Work required ::
Could you print all the entries exactly?

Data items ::

-------

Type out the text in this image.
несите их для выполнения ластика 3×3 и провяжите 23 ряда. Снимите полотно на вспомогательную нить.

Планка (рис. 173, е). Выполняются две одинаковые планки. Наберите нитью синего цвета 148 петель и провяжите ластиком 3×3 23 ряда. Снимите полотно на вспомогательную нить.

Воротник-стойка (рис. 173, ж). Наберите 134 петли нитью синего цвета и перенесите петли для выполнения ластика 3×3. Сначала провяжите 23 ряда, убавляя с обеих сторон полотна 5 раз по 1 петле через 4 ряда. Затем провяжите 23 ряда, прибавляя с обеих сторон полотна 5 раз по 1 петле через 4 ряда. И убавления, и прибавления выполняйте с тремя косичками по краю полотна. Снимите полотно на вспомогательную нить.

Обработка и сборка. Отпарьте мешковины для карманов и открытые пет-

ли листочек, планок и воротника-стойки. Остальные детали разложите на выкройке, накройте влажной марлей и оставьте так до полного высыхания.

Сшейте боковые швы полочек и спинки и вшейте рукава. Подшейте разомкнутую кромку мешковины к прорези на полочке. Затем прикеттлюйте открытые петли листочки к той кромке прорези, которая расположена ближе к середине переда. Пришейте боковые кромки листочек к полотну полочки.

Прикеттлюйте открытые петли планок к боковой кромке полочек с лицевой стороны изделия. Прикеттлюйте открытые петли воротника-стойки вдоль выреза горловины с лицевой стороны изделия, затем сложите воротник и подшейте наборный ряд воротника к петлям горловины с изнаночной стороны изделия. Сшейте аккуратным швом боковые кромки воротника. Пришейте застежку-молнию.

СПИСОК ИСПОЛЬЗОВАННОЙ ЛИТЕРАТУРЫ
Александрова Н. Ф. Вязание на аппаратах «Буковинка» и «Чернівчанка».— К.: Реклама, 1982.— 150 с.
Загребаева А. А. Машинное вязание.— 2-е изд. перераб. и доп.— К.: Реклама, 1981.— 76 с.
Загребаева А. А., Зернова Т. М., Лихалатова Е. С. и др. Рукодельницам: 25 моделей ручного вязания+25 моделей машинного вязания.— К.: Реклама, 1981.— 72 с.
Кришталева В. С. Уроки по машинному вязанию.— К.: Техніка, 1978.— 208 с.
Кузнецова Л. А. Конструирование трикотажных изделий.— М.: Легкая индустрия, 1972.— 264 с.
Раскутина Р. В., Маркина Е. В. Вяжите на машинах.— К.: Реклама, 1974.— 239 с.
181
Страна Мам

-------

Solution for this exercise ::
Type out the text in this image.
несите их для выполнения ластика 3×3 и провяжите 23 ряда. Снимите полотно на вспомогательную нить.

Планка (рис. 173, е). Выполняются две одинаковые планки. Наберите нитью синего цвета 148 петель и провяжите ластиком 3×3 23 ряда. Снимите полотно на вспомогательную нить.

Воротник-стойка (рис. 173, ж). Наберите 134 петли нитью синего цвета и перенесите петли для выполнения ластика 3×3. Сначала провяжите 23 ряда, убавляя с обеих сторон полотна 5 раз по 1 петле через 4 ряда. Затем провяжите 23 ряда, прибавляя с обеих сторон полотна 5 раз по 1 петле через 4 ряда. И убавления, и прибавления выполняйте с тремя косичками по краю полотна. Снимите полотно на вспомогательную нить.

Обработка и сборка. Отпарьте мешковины для карманов и открытые пет-

ли листочек, планок и воротника-стойки. Остальные детали разложите на выкройке, накройте влажной марлей и оставьте так до полного высыхания.

Сшейте боковые швы полочек и спинки и вшейте рукава. Подшейте разомкнутую кромку мешковины к прорези на полочке. Затем прикеттлюйте открытые петли листочки к той кромке прорези, которая расположена ближе к середине переда. Пришейте боковые кромки листочек к полотну полочки.

Прикеттлюйте открытые петли планок к боковой кромке полочек с лицевой стороны изделия. Прикеттлюйте открытые петли воротника-стойки вдоль выреза горловины с лицевой стороны изделия, затем сложите воротник и подшейте наборный ряд воротника к петлям горловины с изнаночной стороны изделия. Сшейте аккуратным швом боковые кромки воротника. Пришейте застежку-молнию.

СПИСОК ИСПОЛЬЗОВАННОЙ ЛИТЕРАТУРЫ
Александрова Н. Ф. Вязание на аппаратах «Буковинка» и «Чернівчанка».— К.: Реклама, 1982.— 150 с.
Загребаева А. А. Машинное вязание.— 2-е изд. перераб. и доп.— К.: Реклама, 1981.— 76 с.
Загребаева А. А., Зернова Т. М., Лихалатова Е. С. и др. Рукодельницам: 25 моделей ручного вязания+25 моделей машинного вязания.— К.: Реклама, 1981.— 72 с.
Кришталева В. С. Уроки по машинному вязанию.— К.: Техніка, 1978.— 208 с.
Кузнецова Л. А. Конструирование трикотажных изделий.— М.: Легкая индустрия, 1972.— 264 с.
Раскутина Р. В., Маркина Е. В. Вяжите на машинах.— К.: Реклама, 1974.— 239 с.
181
Страна Мам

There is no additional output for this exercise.